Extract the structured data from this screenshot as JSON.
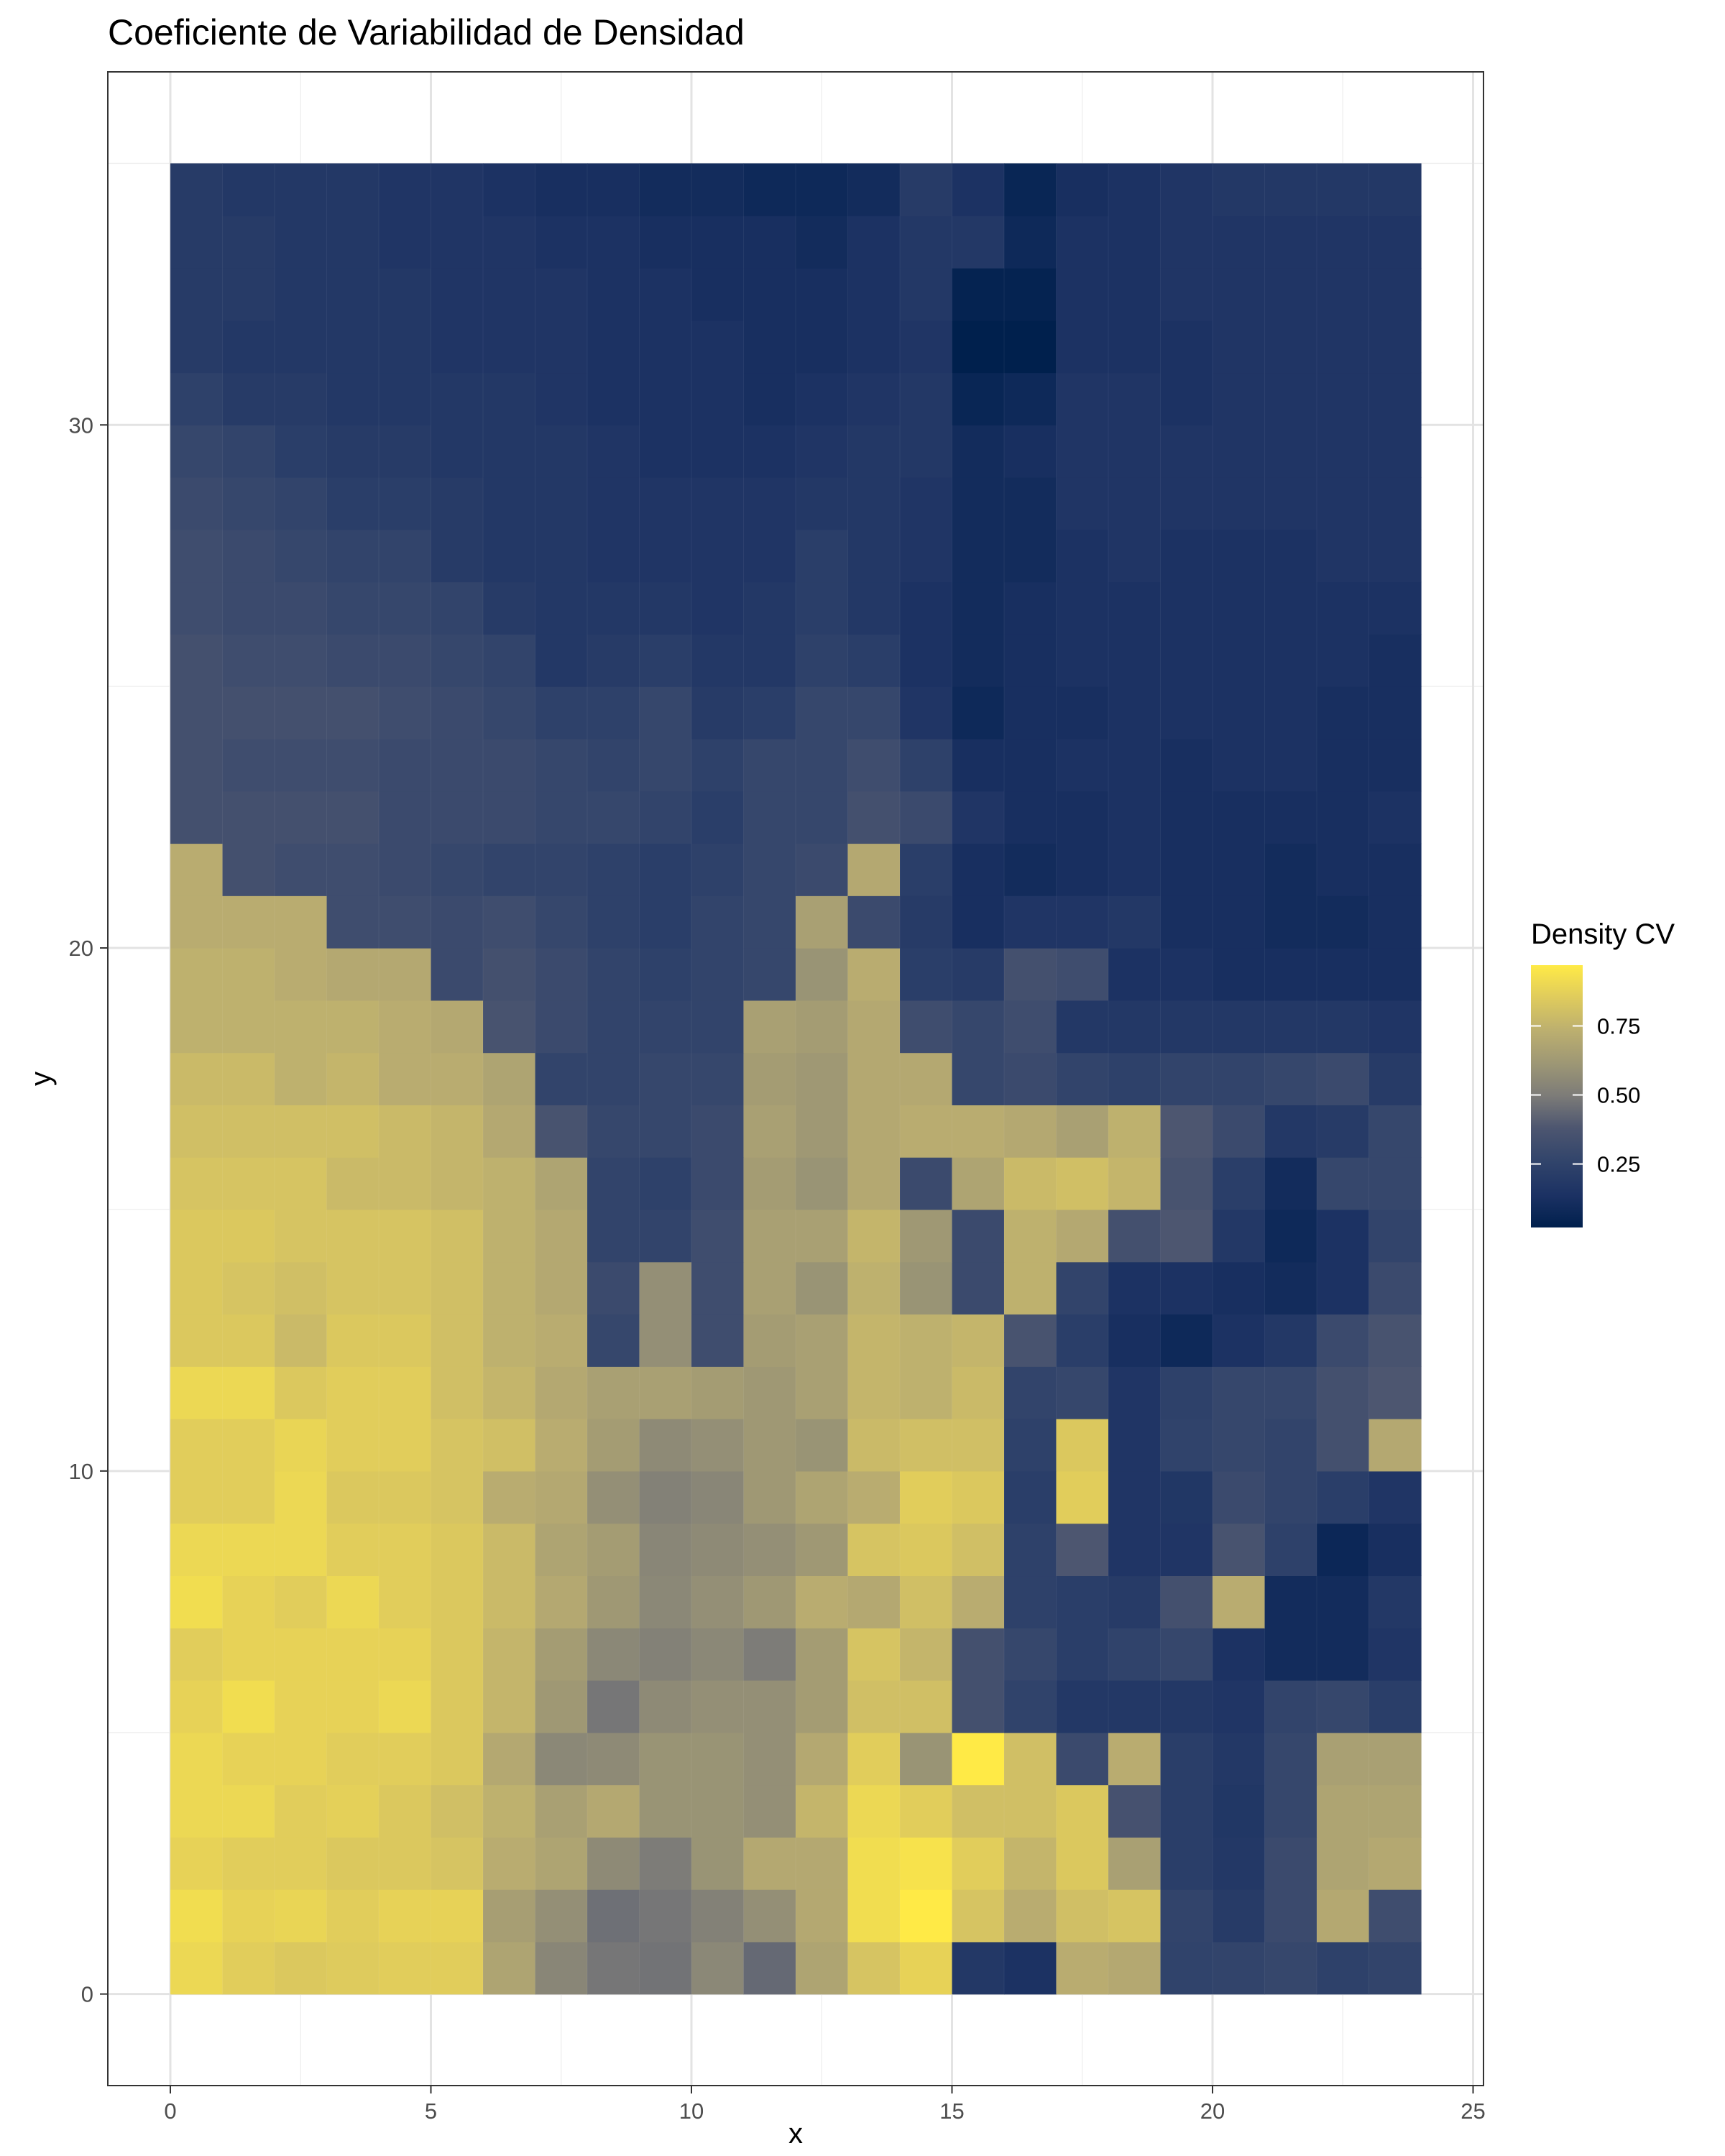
{
  "chart_data": {
    "type": "heatmap",
    "title": "Coeficiente de Variabilidad de Densidad",
    "xlabel": "x",
    "ylabel": "y",
    "xlim": [
      -1.2,
      25.2
    ],
    "ylim": [
      -1.75,
      36.75
    ],
    "x_ticks": [
      0,
      5,
      10,
      15,
      20,
      25
    ],
    "y_ticks": [
      0,
      10,
      20,
      30
    ],
    "x_tick_labels": [
      "0",
      "5",
      "10",
      "15",
      "20",
      "25"
    ],
    "y_tick_labels": [
      "0",
      "10",
      "20",
      "30"
    ],
    "grid": true,
    "legend": {
      "title": "Density CV",
      "position": "right",
      "ticks": [
        0.25,
        0.5,
        0.75
      ],
      "tick_labels": [
        "0.25",
        "0.50",
        "0.75"
      ],
      "min": 0.02,
      "max": 0.97
    },
    "colorscale": {
      "name": "cividis",
      "low": "#00204d",
      "mid": "#7c7b78",
      "high": "#ffea46"
    },
    "cell_width": 1,
    "cell_height": 1,
    "x": [
      0.5,
      1.5,
      2.5,
      3.5,
      4.5,
      5.5,
      6.5,
      7.5,
      8.5,
      9.5,
      10.5,
      11.5,
      12.5,
      13.5,
      14.5,
      15.5,
      16.5,
      17.5,
      18.5,
      19.5,
      20.5,
      21.5,
      22.5,
      23.5
    ],
    "y": [
      0.5,
      1.5,
      2.5,
      3.5,
      4.5,
      5.5,
      6.5,
      7.5,
      8.5,
      9.5,
      10.5,
      11.5,
      12.5,
      13.5,
      14.5,
      15.5,
      16.5,
      17.5,
      18.5,
      19.5,
      20.5,
      21.5,
      22.5,
      23.5,
      24.5,
      25.5,
      26.5,
      27.5,
      28.5,
      29.5,
      30.5,
      31.5,
      32.5,
      33.5,
      34.5
    ],
    "z": [
      [
        0.9,
        0.86,
        0.84,
        0.85,
        0.86,
        0.86,
        0.68,
        0.54,
        0.48,
        0.47,
        0.55,
        0.44,
        0.68,
        0.82,
        0.88,
        0.18,
        0.14,
        0.72,
        0.7,
        0.25,
        0.26,
        0.28,
        0.24,
        0.26
      ],
      [
        0.92,
        0.88,
        0.89,
        0.86,
        0.88,
        0.88,
        0.65,
        0.58,
        0.46,
        0.48,
        0.52,
        0.58,
        0.7,
        0.92,
        0.97,
        0.82,
        0.72,
        0.8,
        0.82,
        0.26,
        0.2,
        0.3,
        0.7,
        0.32
      ],
      [
        0.88,
        0.86,
        0.86,
        0.84,
        0.84,
        0.82,
        0.72,
        0.68,
        0.56,
        0.5,
        0.6,
        0.7,
        0.7,
        0.92,
        0.94,
        0.86,
        0.76,
        0.84,
        0.66,
        0.22,
        0.18,
        0.3,
        0.68,
        0.7
      ],
      [
        0.9,
        0.9,
        0.86,
        0.87,
        0.84,
        0.8,
        0.74,
        0.66,
        0.7,
        0.6,
        0.6,
        0.58,
        0.76,
        0.9,
        0.86,
        0.8,
        0.8,
        0.84,
        0.35,
        0.22,
        0.17,
        0.28,
        0.68,
        0.68
      ],
      [
        0.9,
        0.88,
        0.88,
        0.86,
        0.86,
        0.84,
        0.7,
        0.55,
        0.56,
        0.6,
        0.6,
        0.58,
        0.7,
        0.86,
        0.6,
        0.97,
        0.8,
        0.3,
        0.72,
        0.22,
        0.18,
        0.28,
        0.66,
        0.66
      ],
      [
        0.88,
        0.92,
        0.88,
        0.88,
        0.9,
        0.84,
        0.76,
        0.62,
        0.48,
        0.56,
        0.58,
        0.58,
        0.64,
        0.8,
        0.8,
        0.34,
        0.25,
        0.18,
        0.18,
        0.18,
        0.16,
        0.26,
        0.28,
        0.22
      ],
      [
        0.86,
        0.88,
        0.88,
        0.88,
        0.88,
        0.84,
        0.76,
        0.64,
        0.55,
        0.52,
        0.55,
        0.5,
        0.64,
        0.82,
        0.76,
        0.34,
        0.28,
        0.22,
        0.25,
        0.28,
        0.14,
        0.1,
        0.1,
        0.16
      ],
      [
        0.92,
        0.88,
        0.86,
        0.9,
        0.86,
        0.84,
        0.78,
        0.7,
        0.62,
        0.55,
        0.58,
        0.62,
        0.72,
        0.7,
        0.8,
        0.72,
        0.24,
        0.22,
        0.2,
        0.34,
        0.72,
        0.1,
        0.1,
        0.18
      ],
      [
        0.9,
        0.9,
        0.9,
        0.86,
        0.86,
        0.84,
        0.78,
        0.68,
        0.64,
        0.54,
        0.56,
        0.58,
        0.62,
        0.82,
        0.84,
        0.8,
        0.24,
        0.38,
        0.16,
        0.16,
        0.36,
        0.24,
        0.07,
        0.12
      ],
      [
        0.86,
        0.86,
        0.9,
        0.84,
        0.84,
        0.82,
        0.72,
        0.7,
        0.58,
        0.52,
        0.54,
        0.62,
        0.68,
        0.72,
        0.86,
        0.84,
        0.22,
        0.86,
        0.16,
        0.17,
        0.3,
        0.26,
        0.22,
        0.16
      ],
      [
        0.86,
        0.86,
        0.89,
        0.86,
        0.86,
        0.82,
        0.8,
        0.72,
        0.64,
        0.56,
        0.58,
        0.62,
        0.6,
        0.78,
        0.8,
        0.8,
        0.24,
        0.84,
        0.16,
        0.25,
        0.28,
        0.26,
        0.34,
        0.7
      ],
      [
        0.9,
        0.9,
        0.84,
        0.86,
        0.86,
        0.8,
        0.76,
        0.7,
        0.66,
        0.66,
        0.64,
        0.62,
        0.66,
        0.76,
        0.74,
        0.78,
        0.26,
        0.28,
        0.16,
        0.24,
        0.28,
        0.28,
        0.34,
        0.38
      ],
      [
        0.84,
        0.84,
        0.78,
        0.84,
        0.84,
        0.8,
        0.74,
        0.72,
        0.28,
        0.58,
        0.32,
        0.64,
        0.66,
        0.76,
        0.74,
        0.76,
        0.36,
        0.22,
        0.12,
        0.08,
        0.14,
        0.18,
        0.3,
        0.36
      ],
      [
        0.84,
        0.82,
        0.8,
        0.82,
        0.82,
        0.8,
        0.74,
        0.7,
        0.3,
        0.58,
        0.32,
        0.66,
        0.6,
        0.74,
        0.6,
        0.3,
        0.74,
        0.26,
        0.14,
        0.14,
        0.12,
        0.1,
        0.14,
        0.3
      ],
      [
        0.84,
        0.84,
        0.82,
        0.82,
        0.82,
        0.8,
        0.74,
        0.7,
        0.26,
        0.26,
        0.32,
        0.66,
        0.66,
        0.76,
        0.62,
        0.3,
        0.74,
        0.7,
        0.34,
        0.38,
        0.18,
        0.08,
        0.14,
        0.26
      ],
      [
        0.82,
        0.82,
        0.82,
        0.78,
        0.78,
        0.76,
        0.74,
        0.68,
        0.26,
        0.24,
        0.3,
        0.64,
        0.6,
        0.7,
        0.3,
        0.68,
        0.78,
        0.8,
        0.76,
        0.36,
        0.22,
        0.1,
        0.28,
        0.28
      ],
      [
        0.8,
        0.8,
        0.8,
        0.8,
        0.78,
        0.76,
        0.7,
        0.36,
        0.28,
        0.28,
        0.3,
        0.66,
        0.62,
        0.7,
        0.72,
        0.72,
        0.7,
        0.66,
        0.74,
        0.38,
        0.3,
        0.18,
        0.2,
        0.28
      ],
      [
        0.78,
        0.78,
        0.74,
        0.76,
        0.72,
        0.72,
        0.68,
        0.26,
        0.26,
        0.28,
        0.28,
        0.64,
        0.62,
        0.7,
        0.7,
        0.28,
        0.3,
        0.26,
        0.24,
        0.26,
        0.26,
        0.28,
        0.3,
        0.2
      ],
      [
        0.74,
        0.74,
        0.74,
        0.74,
        0.72,
        0.7,
        0.36,
        0.3,
        0.26,
        0.26,
        0.26,
        0.66,
        0.64,
        0.7,
        0.32,
        0.28,
        0.32,
        0.18,
        0.18,
        0.18,
        0.18,
        0.18,
        0.18,
        0.16
      ],
      [
        0.74,
        0.74,
        0.72,
        0.7,
        0.7,
        0.3,
        0.34,
        0.3,
        0.26,
        0.24,
        0.26,
        0.28,
        0.6,
        0.72,
        0.22,
        0.2,
        0.34,
        0.32,
        0.14,
        0.14,
        0.12,
        0.12,
        0.12,
        0.12
      ],
      [
        0.72,
        0.72,
        0.72,
        0.32,
        0.32,
        0.3,
        0.32,
        0.28,
        0.24,
        0.22,
        0.26,
        0.28,
        0.66,
        0.3,
        0.2,
        0.12,
        0.16,
        0.16,
        0.18,
        0.12,
        0.12,
        0.1,
        0.1,
        0.12
      ],
      [
        0.72,
        0.34,
        0.32,
        0.32,
        0.3,
        0.28,
        0.26,
        0.26,
        0.24,
        0.22,
        0.24,
        0.28,
        0.3,
        0.7,
        0.22,
        0.12,
        0.1,
        0.12,
        0.14,
        0.12,
        0.12,
        0.1,
        0.12,
        0.12
      ],
      [
        0.34,
        0.34,
        0.34,
        0.34,
        0.3,
        0.3,
        0.3,
        0.28,
        0.28,
        0.26,
        0.22,
        0.28,
        0.28,
        0.34,
        0.3,
        0.16,
        0.12,
        0.12,
        0.14,
        0.12,
        0.12,
        0.12,
        0.12,
        0.14
      ],
      [
        0.34,
        0.32,
        0.32,
        0.32,
        0.3,
        0.3,
        0.3,
        0.28,
        0.26,
        0.28,
        0.24,
        0.28,
        0.28,
        0.32,
        0.24,
        0.12,
        0.12,
        0.14,
        0.14,
        0.12,
        0.14,
        0.14,
        0.12,
        0.12
      ],
      [
        0.34,
        0.34,
        0.34,
        0.34,
        0.32,
        0.3,
        0.28,
        0.24,
        0.24,
        0.28,
        0.2,
        0.22,
        0.28,
        0.28,
        0.16,
        0.08,
        0.12,
        0.12,
        0.14,
        0.14,
        0.14,
        0.14,
        0.12,
        0.12
      ],
      [
        0.34,
        0.32,
        0.32,
        0.3,
        0.3,
        0.28,
        0.26,
        0.18,
        0.2,
        0.22,
        0.18,
        0.18,
        0.24,
        0.22,
        0.14,
        0.1,
        0.12,
        0.14,
        0.14,
        0.14,
        0.14,
        0.14,
        0.14,
        0.12
      ],
      [
        0.32,
        0.3,
        0.3,
        0.28,
        0.28,
        0.26,
        0.2,
        0.18,
        0.18,
        0.18,
        0.16,
        0.18,
        0.22,
        0.18,
        0.14,
        0.1,
        0.12,
        0.14,
        0.14,
        0.14,
        0.14,
        0.14,
        0.14,
        0.14
      ],
      [
        0.32,
        0.3,
        0.28,
        0.26,
        0.26,
        0.2,
        0.18,
        0.18,
        0.16,
        0.16,
        0.16,
        0.16,
        0.22,
        0.18,
        0.16,
        0.1,
        0.1,
        0.14,
        0.16,
        0.14,
        0.14,
        0.14,
        0.16,
        0.16
      ],
      [
        0.3,
        0.28,
        0.26,
        0.22,
        0.22,
        0.2,
        0.18,
        0.18,
        0.16,
        0.16,
        0.16,
        0.16,
        0.18,
        0.18,
        0.16,
        0.1,
        0.1,
        0.16,
        0.16,
        0.16,
        0.16,
        0.16,
        0.16,
        0.16
      ],
      [
        0.28,
        0.26,
        0.22,
        0.2,
        0.2,
        0.18,
        0.18,
        0.18,
        0.16,
        0.14,
        0.14,
        0.14,
        0.16,
        0.18,
        0.18,
        0.1,
        0.12,
        0.16,
        0.16,
        0.16,
        0.16,
        0.16,
        0.16,
        0.16
      ],
      [
        0.24,
        0.2,
        0.2,
        0.18,
        0.18,
        0.18,
        0.18,
        0.16,
        0.14,
        0.14,
        0.14,
        0.12,
        0.14,
        0.16,
        0.18,
        0.06,
        0.08,
        0.16,
        0.16,
        0.14,
        0.16,
        0.16,
        0.16,
        0.16
      ],
      [
        0.2,
        0.18,
        0.18,
        0.18,
        0.18,
        0.16,
        0.16,
        0.16,
        0.14,
        0.14,
        0.14,
        0.12,
        0.12,
        0.14,
        0.16,
        0.02,
        0.02,
        0.14,
        0.14,
        0.14,
        0.16,
        0.16,
        0.16,
        0.16
      ],
      [
        0.2,
        0.2,
        0.18,
        0.18,
        0.18,
        0.16,
        0.16,
        0.16,
        0.14,
        0.14,
        0.12,
        0.12,
        0.12,
        0.14,
        0.18,
        0.04,
        0.04,
        0.14,
        0.14,
        0.16,
        0.16,
        0.16,
        0.16,
        0.16
      ],
      [
        0.2,
        0.2,
        0.18,
        0.18,
        0.16,
        0.16,
        0.16,
        0.14,
        0.14,
        0.12,
        0.12,
        0.12,
        0.1,
        0.14,
        0.18,
        0.18,
        0.08,
        0.14,
        0.14,
        0.16,
        0.16,
        0.16,
        0.16,
        0.16
      ],
      [
        0.2,
        0.18,
        0.18,
        0.18,
        0.16,
        0.16,
        0.14,
        0.12,
        0.12,
        0.1,
        0.1,
        0.08,
        0.08,
        0.1,
        0.2,
        0.14,
        0.06,
        0.12,
        0.14,
        0.16,
        0.18,
        0.18,
        0.18,
        0.18
      ]
    ]
  }
}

----------

Using the listing above, say how many of its lines contain the string "title", giving nothing but the figure.

2